→ **TASK TO CARRY OUT**:
Count the rows below that contain the word "determination" and reply with only that number.

→ **DATA**:
>> begin

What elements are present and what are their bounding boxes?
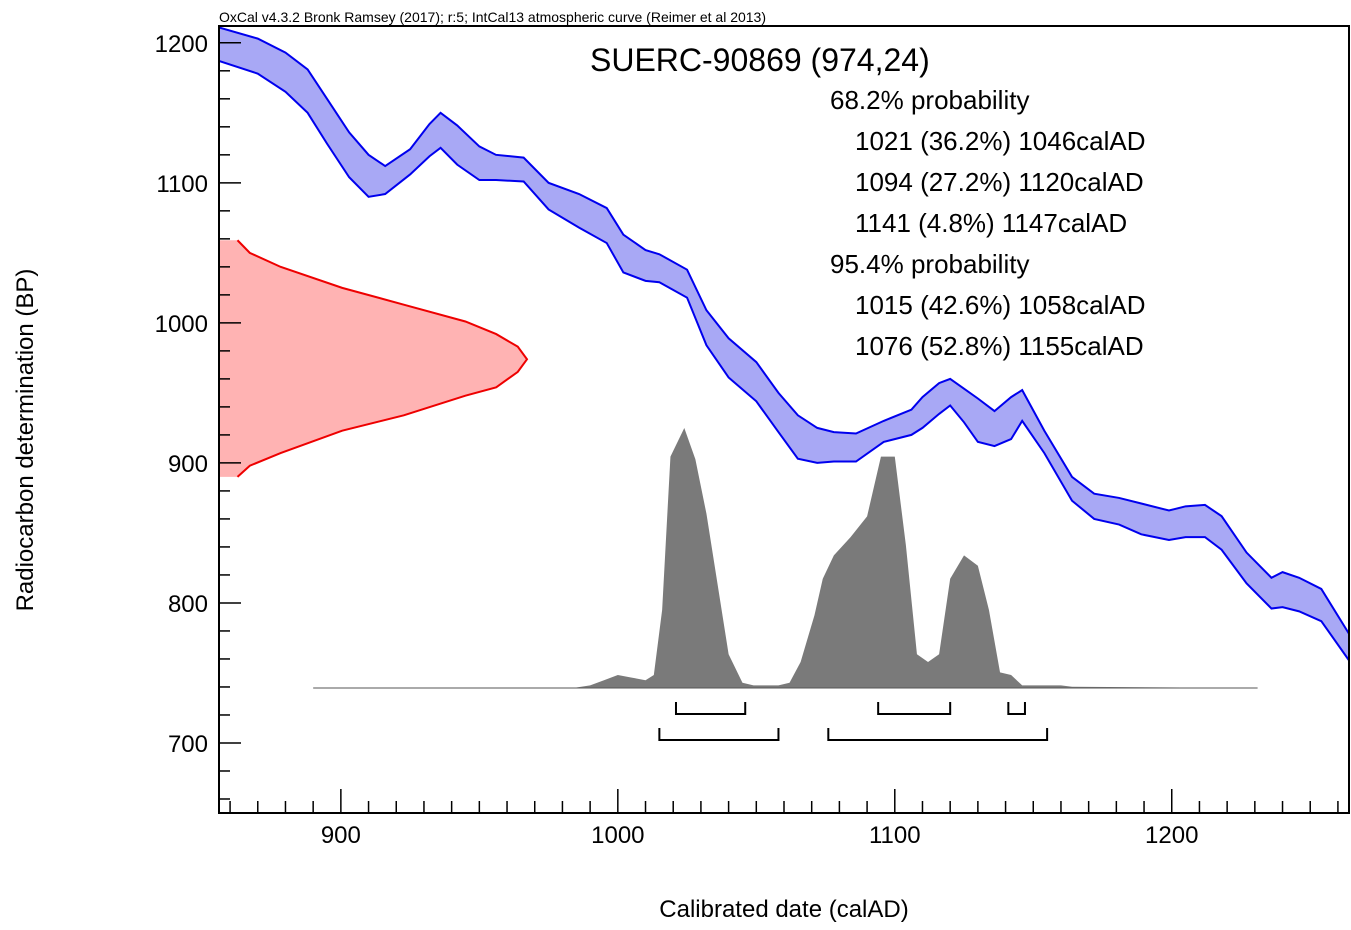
range-68-3: 1141 (4.8%) 1147calAD [855,208,1128,238]
calibration-curve-upper [219,26,1349,635]
calibrated-distribution [313,428,1258,688]
range-68-bracket-1 [674,702,747,715]
range-68-2: 1094 (27.2%) 1120calAD [855,167,1144,197]
range-95-2: 1076 (52.8%) 1155calAD [855,331,1144,361]
prob-68-label: 68.2% probability [830,85,1030,115]
y-axis-title-box: Radiocarbon determination (BP) [6,60,46,820]
calibration-curve-lower [219,60,1349,661]
y-axis-title: Radiocarbon determination (BP) [12,268,39,612]
prob-95-label: 95.4% probability [830,249,1030,279]
sample-title: SUERC-90869 (974,24) [590,42,930,78]
range-95-1: 1015 (42.6%) 1058calAD [855,290,1146,320]
range-68-1: 1021 (36.2%) 1046calAD [855,126,1146,156]
x-tick-label: 1200 [1145,822,1198,849]
y-tick-label: 1000 [155,311,208,338]
range-68-bracket-3 [1007,702,1026,715]
y-tick-label: 700 [168,731,208,758]
y-tick-label: 1200 [155,31,208,58]
x-tick-label: 900 [321,822,361,849]
y-tick-label: 900 [168,451,208,478]
y-tick-label: 1100 [156,171,208,198]
software-header: OxCal v4.3.2 Bronk Ramsey (2017); r:5; I… [219,9,767,25]
range-95-bracket-1 [658,728,780,741]
measurement-distribution-fill [219,240,527,477]
range-95-bracket-2 [827,728,1049,741]
range-68-bracket-2 [877,702,952,715]
x-tick-label: 1000 [591,822,644,849]
x-axis-title: Calibrated date (calAD) [659,896,909,923]
y-tick-label: 800 [168,591,208,618]
measurement-distribution-outline [236,239,529,478]
x-tick-label: 1100 [869,822,921,849]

>> end

→ **OUTPUT FOR THIS EXERCISE**:
2